• **Exercise**
Please continue the algebra study guide below, picking up right after its final line.
══ Passage shown ══
Objective 3b. Solve polynomial equations by factoring.

Text section and exercises
4.6, Polynomial Equations and Applications, #11–58

Software lesson
4.6, Solving Equations by Factoring

To solve a polynomial equation, one expands both sides if necessary, moves all terms to
one side (so that the other side is zero), and factors the resulting expression. Starting with
x(x+4) = 2x+3, for example, this yields the equation (x−1)(x+3) = 0. Since a product
is zero exactly when one of the factors is zero, one obtains all solutions by equating the
factors to zero, one at a time, and solving. In the example, the solutions are 1 and −3.
Note that polynomial equations can have several solutions.

Typical questions. Given a polynomial equation, you should be able to carry out this
process and obtain all solutions.

Example. Solve x(x + 2)(3x − 5) = 0.
Solution: 0, −2, and 5/3; or, in set notation, {0,−2, 5/3}

Example. Consider the equation x2 + x = 25 + x. One solution of this equation is 5.
Find the other solution.
Solution: −5

Objective 3c. Determine allowed values for rational expressions.

Text section and exercises
5.1, Multiplication and Division of Rational Expressions, #11-30 (state any restrictions
only)

Software lesson
5.1a, Defining Rational Expressions

A rational expression is a fraction whose numerator and denominator are polynomials.
Since division by zero is undefined, the variable in such an expression cannot equal any
values that would cause the denominator to be zero . To find the “restricted values” of the
variable—those for which the expression is not defined—one sets the denominator equal
to zero and solves the resulting equation.

Typical questions. Given a rational expression, find the restricted values of the variable.

Example. Find the restricted values of x for the rational expression
(2x + 8)/(x2 + 3x − 10).
Solution: x ≠ −5, x ≠ 2

Objective 3d. Solve equations and inequalities involving rational expressions.
═══
══ Source material ══
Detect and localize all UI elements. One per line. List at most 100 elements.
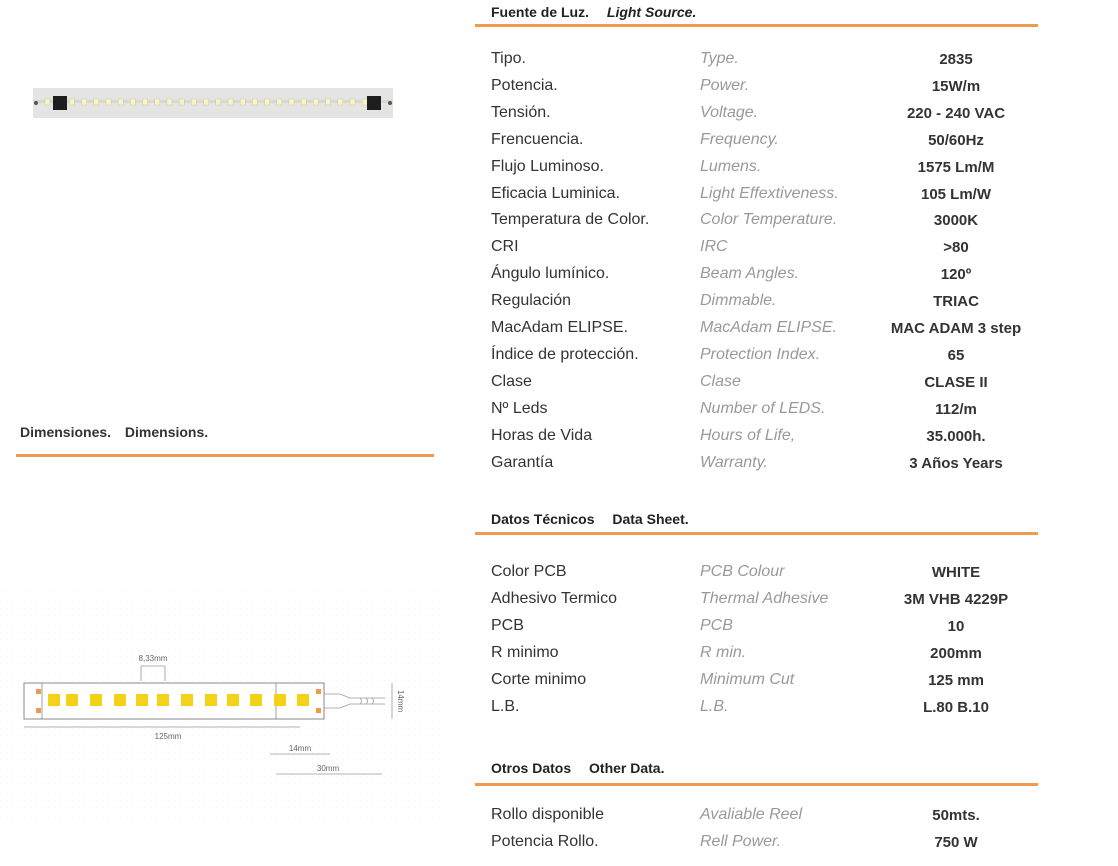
═══
• **Reply**
Text section and exercises
5.4, Equations and Inequalities with Rational Expressions, #1–50

Software lessons
5.4a, Solving Equations Involving Rational Expressions
5.4b, Solving Inequalities with Rational Expressions

Recommended software lessons for review
5.1b, Multiplication and Division of Rational Expressions
5.2, Addition and Subtraction of Rational Expressions

To solve an equation involving rational expressions, the main step is to multiply both sides
by the least common denominator of the expressions that appear in it. This produces
a polynomial equation, which one can solve using the methods of Objective 3b. A last
step is to check the proposed solutions by inserting them into the original equation and
discarding those which make a denominator zero.

The same method does not apply to inequalities involving rational expressions; indeed,
multiplying both sides of an inequality by an expression almost always leads to an incorrect
solution. The reason is that the expression can be either positive or negative, depending on
the value of the variable, and hence the process preserves the inequality for some values of
the variable and reverses it for others. Instead: (1) Move all terms to one side (leaving zero
on the other side), combine the terms on that side into a single rational expression, and
factor the numerator and denominator . This step is of course unnecessary if the original
inequality already had a factored rational expression on one side and zero on the other.
(2) Identify all the values of the variable that make the numerator or denominator zero.
(3) Choose test values of the variable, one within each remaining interval on the number
line, and insert them into the factored inequality. The inequality holds or fails throughout
the interval according to whether it holds or fails for the test value. (4) Test the inequality
at the endpoints of the intervals so obtained.

Typical questions. Given an equation involving rational expressions, you should be able to
give the least common denominator (LCD) of the terms in it, give the polynomial equation
that results from multiplying both sides by that LCD, and give all solutions of the original
equation. You should also be able to solve inequalities involving rational expressions and
describe the solution set in all three of the basic ways—algebraically, in interval notation,
and graphically.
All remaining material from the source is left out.